Task instructions: Locate the string "simple" in the records below. Copy every line where it occurs.
--- Start of Given records ---
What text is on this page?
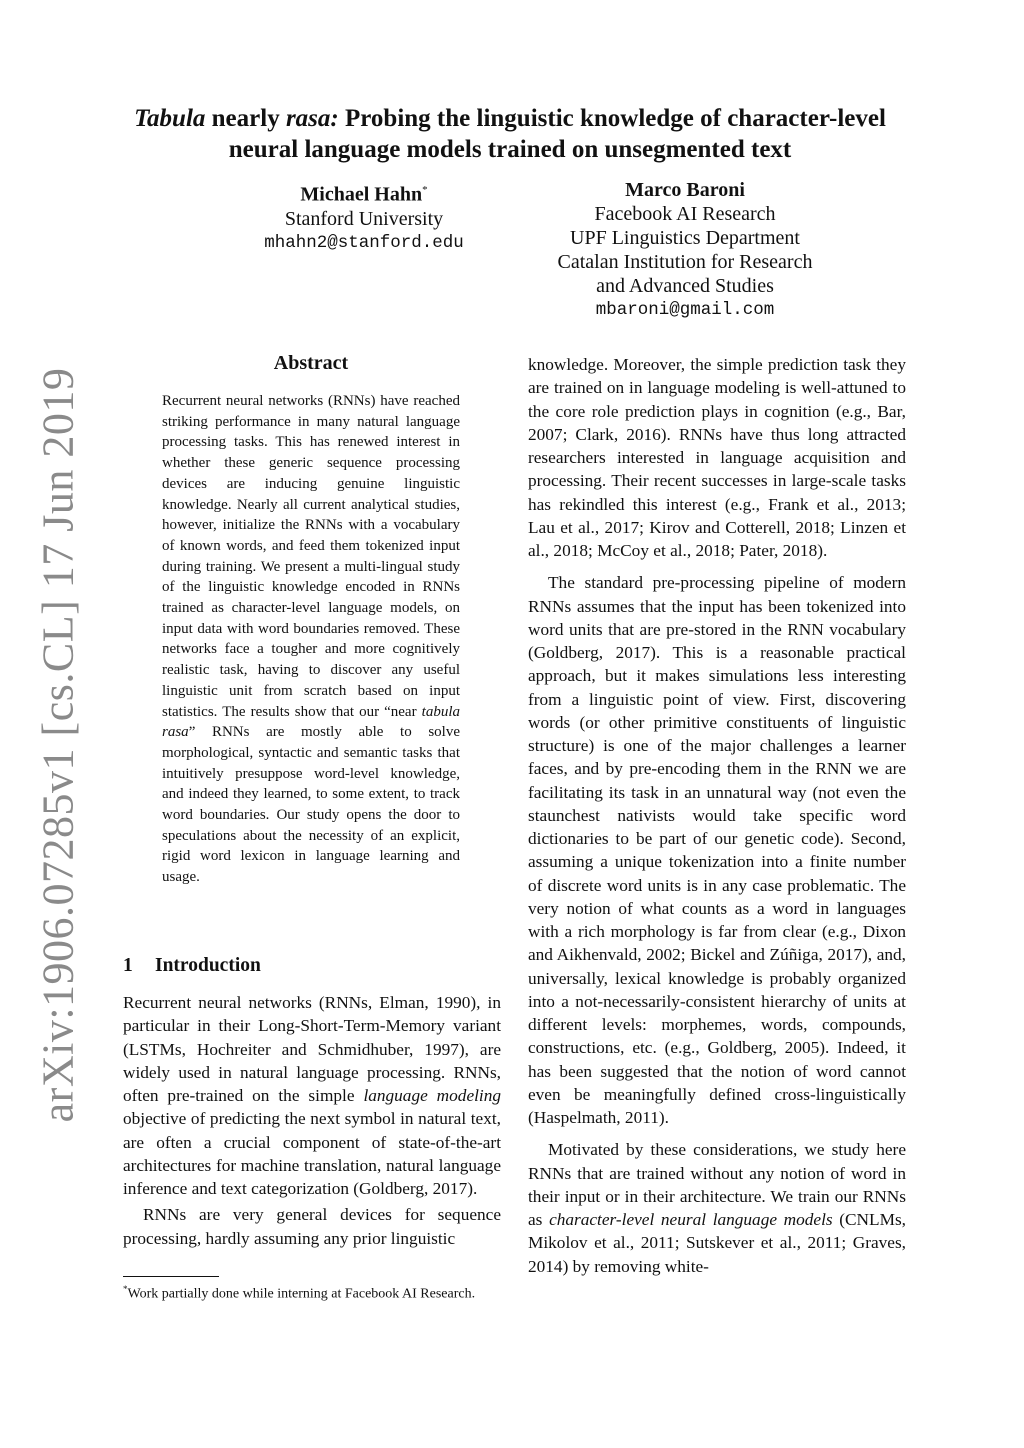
arXiv:1906.07285v1 [cs.CL] 17 Jun 2019
Tabula nearly rasa: Probing the linguistic knowledge of character-level neural language models trained on unsegmented text
Michael Hahn*
Stanford University
mhahn2@stanford.edu
Marco Baroni
Facebook AI Research
UPF Linguistics Department
Catalan Institution for Research
and Advanced Studies
mbaroni@gmail.com
Abstract
Recurrent neural networks (RNNs) have reached striking performance in many natural language processing tasks. This has renewed interest in whether these generic sequence processing devices are inducing genuine linguistic knowledge. Nearly all current analytical studies, however, initialize the RNNs with a vocabulary of known words, and feed them tokenized input during training. We present a multi-lingual study of the linguistic knowledge encoded in RNNs trained as character-level language models, on input data with word boundaries removed. These networks face a tougher and more cognitively realistic task, having to discover any useful linguistic unit from scratch based on input statistics. The results show that our “near tabula rasa” RNNs are mostly able to solve morphological, syntactic and semantic tasks that intuitively presuppose word-level knowledge, and indeed they learned, to some extent, to track word boundaries. Our study opens the door to speculations about the necessity of an explicit, rigid word lexicon in language learning and usage.
1 Introduction

Recurrent neural networks (RNNs, Elman, 1990), in particular in their Long-Short-Term-Memory variant (LSTMs, Hochreiter and Schmidhuber, 1997), are widely used in natural language processing. RNNs, often pre-trained on the simple language modeling objective of predicting the next symbol in natural text, are often a crucial component of state-of-the-art architectures for machine translation, natural language inference and text categorization (Goldberg, 2017).

RNNs are very general devices for sequence processing, hardly assuming any prior linguistic

knowledge. Moreover, the simple prediction task they are trained on in language modeling is well-attuned to the core role prediction plays in cognition (e.g., Bar, 2007; Clark, 2016). RNNs have thus long attracted researchers interested in language acquisition and processing. Their recent successes in large-scale tasks has rekindled this interest (e.g., Frank et al., 2013; Lau et al., 2017; Kirov and Cotterell, 2018; Linzen et al., 2018; McCoy et al., 2018; Pater, 2018).

The standard pre-processing pipeline of modern RNNs assumes that the input has been tokenized into word units that are pre-stored in the RNN vocabulary (Goldberg, 2017). This is a reasonable practical approach, but it makes simulations less interesting from a linguistic point of view. First, discovering words (or other primitive constituents of linguistic structure) is one of the major challenges a learner faces, and by pre-encoding them in the RNN we are facilitating its task in an unnatural way (not even the staunchest nativists would take specific word dictionaries to be part of our genetic code). Second, assuming a unique tokenization into a finite number of discrete word units is in any case problematic. The very notion of what counts as a word in languages with a rich morphology is far from clear (e.g., Dixon and Aikhenvald, 2002; Bickel and Zúñiga, 2017), and, universally, lexical knowledge is probably organized into a not-necessarily-consistent hierarchy of units at different levels: morphemes, words, compounds, constructions, etc. (e.g., Goldberg, 2005). Indeed, it has been suggested that the notion of word cannot even be meaningfully defined cross-linguistically (Haspelmath, 2011).

Motivated by these considerations, we study here RNNs that are trained without any notion of word in their input or in their architecture. We train our RNNs as character-level neural language models (CNLMs, Mikolov et al., 2011; Sutskever et al., 2011; Graves, 2014) by removing white-

*Work partially done while interning at Facebook AI Research.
--- End of Given records ---
Solution for this exercise:
Recurrent neural networks (RNNs, Elman, 1990), in particular in their Long-Short-Term-Memory variant (LSTMs, Hochreiter and Schmidhuber, 1997), are widely used in natural language processing. RNNs, often pre-trained on the simple language modeling objective of predicting the next symbol in natural text, are often a crucial component of state-of-the-art architectures for machine translation, natural language inference and text categorization (Goldberg, 2017).
knowledge. Moreover, the simple prediction task they are trained on in language modeling is well-attuned to the core role prediction plays in cognition (e.g., Bar, 2007; Clark, 2016). RNNs have thus long attracted researchers interested in language acquisition and processing. Their recent successes in large-scale tasks has rekindled this interest (e.g., Frank et al., 2013; Lau et al., 2017; Kirov and Cotterell, 2018; Linzen et al., 2018; McCoy et al., 2018; Pater, 2018).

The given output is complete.